# start of Record extracts
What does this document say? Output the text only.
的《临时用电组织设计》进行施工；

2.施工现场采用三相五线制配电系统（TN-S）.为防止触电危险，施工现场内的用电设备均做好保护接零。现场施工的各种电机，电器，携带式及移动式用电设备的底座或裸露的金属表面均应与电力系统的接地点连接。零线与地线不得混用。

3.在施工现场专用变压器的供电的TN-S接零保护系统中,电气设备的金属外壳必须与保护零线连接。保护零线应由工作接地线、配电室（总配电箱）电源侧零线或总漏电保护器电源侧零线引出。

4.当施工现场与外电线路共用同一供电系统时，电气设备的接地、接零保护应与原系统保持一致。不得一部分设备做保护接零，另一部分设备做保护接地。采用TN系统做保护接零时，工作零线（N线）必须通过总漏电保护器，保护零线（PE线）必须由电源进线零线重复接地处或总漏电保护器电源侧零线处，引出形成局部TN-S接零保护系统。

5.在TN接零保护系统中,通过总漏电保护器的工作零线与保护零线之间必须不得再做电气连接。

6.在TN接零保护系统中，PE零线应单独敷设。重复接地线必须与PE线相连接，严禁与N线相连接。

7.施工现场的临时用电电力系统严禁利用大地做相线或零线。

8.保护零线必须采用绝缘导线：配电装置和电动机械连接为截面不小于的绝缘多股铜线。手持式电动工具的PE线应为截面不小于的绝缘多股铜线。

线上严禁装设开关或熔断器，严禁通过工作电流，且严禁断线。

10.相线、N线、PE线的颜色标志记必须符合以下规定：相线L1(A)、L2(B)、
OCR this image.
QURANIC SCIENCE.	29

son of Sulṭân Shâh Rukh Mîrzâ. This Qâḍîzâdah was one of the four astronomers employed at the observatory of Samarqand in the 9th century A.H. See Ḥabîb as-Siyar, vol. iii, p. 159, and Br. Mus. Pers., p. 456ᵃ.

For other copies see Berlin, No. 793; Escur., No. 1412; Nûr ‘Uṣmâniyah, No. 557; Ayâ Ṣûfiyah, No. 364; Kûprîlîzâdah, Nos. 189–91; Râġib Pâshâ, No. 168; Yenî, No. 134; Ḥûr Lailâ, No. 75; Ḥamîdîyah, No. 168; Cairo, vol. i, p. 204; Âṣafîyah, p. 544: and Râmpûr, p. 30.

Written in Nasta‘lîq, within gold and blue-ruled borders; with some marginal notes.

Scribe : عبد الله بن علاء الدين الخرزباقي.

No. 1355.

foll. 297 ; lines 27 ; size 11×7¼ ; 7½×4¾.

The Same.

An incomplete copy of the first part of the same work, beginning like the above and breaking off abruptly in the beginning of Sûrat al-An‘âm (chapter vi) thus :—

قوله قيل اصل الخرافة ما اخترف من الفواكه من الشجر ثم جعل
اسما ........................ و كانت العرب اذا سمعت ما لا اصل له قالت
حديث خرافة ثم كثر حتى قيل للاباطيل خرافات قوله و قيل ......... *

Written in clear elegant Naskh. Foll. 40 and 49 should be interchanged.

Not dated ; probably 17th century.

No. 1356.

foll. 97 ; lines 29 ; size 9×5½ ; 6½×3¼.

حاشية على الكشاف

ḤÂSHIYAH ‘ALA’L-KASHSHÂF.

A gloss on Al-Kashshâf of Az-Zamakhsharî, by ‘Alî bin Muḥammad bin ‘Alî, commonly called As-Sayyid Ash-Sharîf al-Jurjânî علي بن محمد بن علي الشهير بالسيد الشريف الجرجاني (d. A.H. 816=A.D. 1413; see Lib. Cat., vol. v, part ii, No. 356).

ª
# end of Record extracts
* [Problem] Gather each line from the entries above that includes the word "在TN接零保护系统中".

* [Output for this exercise]
5.在TN接零保护系统中,通过总漏电保护器的工作零线与保护零线之间必须不得再做电气连接。
6.在TN接零保护系统中，PE零线应单独敷设。重复接地线必须与PE线相连接，严禁与N线相连接。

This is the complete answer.